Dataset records
_ _ _ _ _ _ _

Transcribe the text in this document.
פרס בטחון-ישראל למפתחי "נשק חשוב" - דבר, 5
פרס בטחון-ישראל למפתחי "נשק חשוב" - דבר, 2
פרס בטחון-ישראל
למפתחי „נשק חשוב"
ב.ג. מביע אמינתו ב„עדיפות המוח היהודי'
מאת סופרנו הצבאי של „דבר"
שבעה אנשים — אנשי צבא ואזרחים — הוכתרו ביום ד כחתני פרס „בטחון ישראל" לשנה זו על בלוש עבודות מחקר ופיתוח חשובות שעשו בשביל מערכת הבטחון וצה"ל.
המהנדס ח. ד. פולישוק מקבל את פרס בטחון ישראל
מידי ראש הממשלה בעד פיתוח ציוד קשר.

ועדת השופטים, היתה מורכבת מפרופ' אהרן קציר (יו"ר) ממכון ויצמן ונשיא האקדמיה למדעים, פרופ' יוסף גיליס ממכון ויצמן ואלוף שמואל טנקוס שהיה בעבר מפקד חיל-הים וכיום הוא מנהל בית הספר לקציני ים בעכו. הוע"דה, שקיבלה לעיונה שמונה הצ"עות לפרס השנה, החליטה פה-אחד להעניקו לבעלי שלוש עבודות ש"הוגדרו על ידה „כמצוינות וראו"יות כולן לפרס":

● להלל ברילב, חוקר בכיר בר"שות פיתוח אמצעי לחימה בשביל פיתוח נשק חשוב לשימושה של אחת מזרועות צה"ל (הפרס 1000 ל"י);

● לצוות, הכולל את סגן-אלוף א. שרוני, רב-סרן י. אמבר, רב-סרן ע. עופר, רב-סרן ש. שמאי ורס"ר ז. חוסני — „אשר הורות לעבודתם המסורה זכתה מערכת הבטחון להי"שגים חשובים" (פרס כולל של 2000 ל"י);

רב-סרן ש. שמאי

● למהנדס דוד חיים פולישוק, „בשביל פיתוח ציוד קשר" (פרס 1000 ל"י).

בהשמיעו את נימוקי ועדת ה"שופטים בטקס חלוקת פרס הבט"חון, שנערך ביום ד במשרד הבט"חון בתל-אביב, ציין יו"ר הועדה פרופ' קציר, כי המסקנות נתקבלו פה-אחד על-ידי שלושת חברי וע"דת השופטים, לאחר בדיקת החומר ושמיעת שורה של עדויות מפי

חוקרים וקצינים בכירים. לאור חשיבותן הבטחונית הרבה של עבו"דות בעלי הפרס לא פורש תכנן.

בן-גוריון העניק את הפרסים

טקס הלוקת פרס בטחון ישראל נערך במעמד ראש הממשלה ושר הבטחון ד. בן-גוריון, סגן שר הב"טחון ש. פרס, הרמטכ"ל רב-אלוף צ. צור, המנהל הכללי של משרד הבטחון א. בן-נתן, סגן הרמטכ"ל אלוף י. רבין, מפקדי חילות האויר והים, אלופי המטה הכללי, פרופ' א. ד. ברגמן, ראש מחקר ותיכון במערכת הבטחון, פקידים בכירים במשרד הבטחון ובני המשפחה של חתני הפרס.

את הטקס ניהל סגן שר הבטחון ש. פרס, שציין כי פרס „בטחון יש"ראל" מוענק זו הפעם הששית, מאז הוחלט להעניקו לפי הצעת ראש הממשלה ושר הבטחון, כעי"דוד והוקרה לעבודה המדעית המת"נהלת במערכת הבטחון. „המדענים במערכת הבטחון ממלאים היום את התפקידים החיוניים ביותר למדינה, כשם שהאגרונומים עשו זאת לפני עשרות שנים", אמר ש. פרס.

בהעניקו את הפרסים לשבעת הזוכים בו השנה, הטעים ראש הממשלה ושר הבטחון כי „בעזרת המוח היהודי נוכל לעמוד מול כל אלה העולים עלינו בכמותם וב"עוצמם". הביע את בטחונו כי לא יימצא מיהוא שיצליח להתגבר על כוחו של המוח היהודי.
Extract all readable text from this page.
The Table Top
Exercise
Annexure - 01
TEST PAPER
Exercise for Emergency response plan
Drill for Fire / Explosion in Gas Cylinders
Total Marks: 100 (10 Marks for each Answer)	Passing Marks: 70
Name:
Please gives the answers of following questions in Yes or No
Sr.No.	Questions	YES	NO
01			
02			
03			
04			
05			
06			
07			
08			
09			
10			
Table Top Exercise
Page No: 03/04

_ _ _ _ _ _ _

Look through the material and say how many lines hold "הפרסים". Give the number only.

2